Os transtornos alimentares aumentaram bastante desde o início da pandemia. As mudanças bruscas e repentinas nesse período contribuíram para as pessoas descontarem, por exemplo, o estresse e a ansiedade, na comida.O turbilhão de expectativas, medos e incerteza tem impactado diretamente na saúde do corpo.
Nesta fase de crise, a endocrinologista Felícia Crispim alerta que o padrão alimentar de cada indivíduo vai influenciar diretamente na saúde, estética, peso e, consequentemente, na qualidade de vida e no bem-estar.
A médica lembra que a maneira como lidamos com os alimentos é fruto dos nossos sentimentos.
"Os pontos emocionais ligados aos distúrbios alimentares mais comuns são: ansiedade, compulsão, depressão e outros fatores psicológicos negativos. É comum as pessoas que sofrem com essas questões psicológicas acabem descontando na comida e, portanto, comendo mais do que realmente precisam, apenas para “compensar” emoções”, ressalta.
O momento pede mais equilíbrio e, manter a saúde, envolve identificar qual é a real origem dessa “fome” e, se necessário, buscar ajuda médica e psicológica.
De acordo com a profissional "ao cuidar da sua mente, automaticamente, está também cuidando da saúde do seu corpo, porque tudo está interligado".
# # # # #
- TAREFA PROPOSTA 1
No trecho sobre transtornos alimentares na pandemia, quais são os pontos emocionais ligados aos distúrbios alimentares mais comuns, segundo a endocrinologista?
- TAREFA PROPOSTA 2
Diga se cada afirmação abaixo está de acordo com o trecho sobre transtornos alimentares na pandemia, citando as palavras do texto que decidem a resposta.
(a) Felícia Crispim é endocrinologista.
(b) Os transtornos alimentares diminuíram desde o início da pandemia.
(c) Segundo a médica, cuidar da mente não tem relação com a saúde do corpo.

Registros extraídos de uma coleção:
# # # # #
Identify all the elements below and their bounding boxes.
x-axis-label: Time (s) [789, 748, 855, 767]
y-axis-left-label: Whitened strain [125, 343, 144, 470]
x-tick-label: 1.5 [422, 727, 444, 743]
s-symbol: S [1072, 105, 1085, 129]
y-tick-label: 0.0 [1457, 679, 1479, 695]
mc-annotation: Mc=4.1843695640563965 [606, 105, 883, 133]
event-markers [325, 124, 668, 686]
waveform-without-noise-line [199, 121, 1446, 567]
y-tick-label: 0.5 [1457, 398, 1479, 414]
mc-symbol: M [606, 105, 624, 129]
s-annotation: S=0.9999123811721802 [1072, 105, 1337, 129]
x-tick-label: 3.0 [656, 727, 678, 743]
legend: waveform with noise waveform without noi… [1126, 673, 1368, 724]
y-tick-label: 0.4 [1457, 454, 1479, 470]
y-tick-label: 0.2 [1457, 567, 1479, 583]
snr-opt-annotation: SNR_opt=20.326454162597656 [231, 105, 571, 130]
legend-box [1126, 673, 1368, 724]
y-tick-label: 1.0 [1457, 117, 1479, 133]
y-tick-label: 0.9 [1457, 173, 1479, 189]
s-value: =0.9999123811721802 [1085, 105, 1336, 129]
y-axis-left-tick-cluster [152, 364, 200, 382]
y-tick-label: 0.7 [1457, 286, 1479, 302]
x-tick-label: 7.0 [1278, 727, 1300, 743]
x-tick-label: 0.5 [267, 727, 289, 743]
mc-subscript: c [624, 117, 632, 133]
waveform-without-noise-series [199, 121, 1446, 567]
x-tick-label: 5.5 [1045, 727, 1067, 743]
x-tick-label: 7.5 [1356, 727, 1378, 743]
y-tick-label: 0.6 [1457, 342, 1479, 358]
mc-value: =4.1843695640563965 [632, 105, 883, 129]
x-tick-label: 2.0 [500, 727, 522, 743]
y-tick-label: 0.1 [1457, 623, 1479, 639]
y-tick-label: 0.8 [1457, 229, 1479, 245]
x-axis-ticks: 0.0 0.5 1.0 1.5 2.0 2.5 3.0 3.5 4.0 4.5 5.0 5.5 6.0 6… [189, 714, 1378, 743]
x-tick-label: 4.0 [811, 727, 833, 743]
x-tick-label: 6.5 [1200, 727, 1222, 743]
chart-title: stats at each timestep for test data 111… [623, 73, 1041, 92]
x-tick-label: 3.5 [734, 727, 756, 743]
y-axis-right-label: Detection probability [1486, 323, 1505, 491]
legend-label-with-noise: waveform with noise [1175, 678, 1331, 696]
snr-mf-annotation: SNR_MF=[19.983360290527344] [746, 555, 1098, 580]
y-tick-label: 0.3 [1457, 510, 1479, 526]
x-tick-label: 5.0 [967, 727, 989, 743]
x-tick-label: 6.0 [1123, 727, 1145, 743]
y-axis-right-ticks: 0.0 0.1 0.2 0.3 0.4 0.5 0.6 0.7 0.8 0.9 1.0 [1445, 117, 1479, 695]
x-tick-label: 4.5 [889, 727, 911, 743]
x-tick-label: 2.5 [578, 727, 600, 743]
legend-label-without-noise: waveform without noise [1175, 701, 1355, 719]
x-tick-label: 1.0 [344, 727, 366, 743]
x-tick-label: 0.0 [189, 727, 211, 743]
# # # # #
- SOLUÇÃO 1
Ansiedade, compulsão, depressão e outros fatores psicológicos negativos.

- SOLUÇÃO 2
(a) Sim: "a endocrinologista Felícia Crispim".
(b) Não: "Os transtornos alimentares aumentaram bastante desde o início da pandemia."
(c) Não: "ao cuidar da sua mente, automaticamente, está também cuidando da saúde do seu corpo, porque tudo está interligado".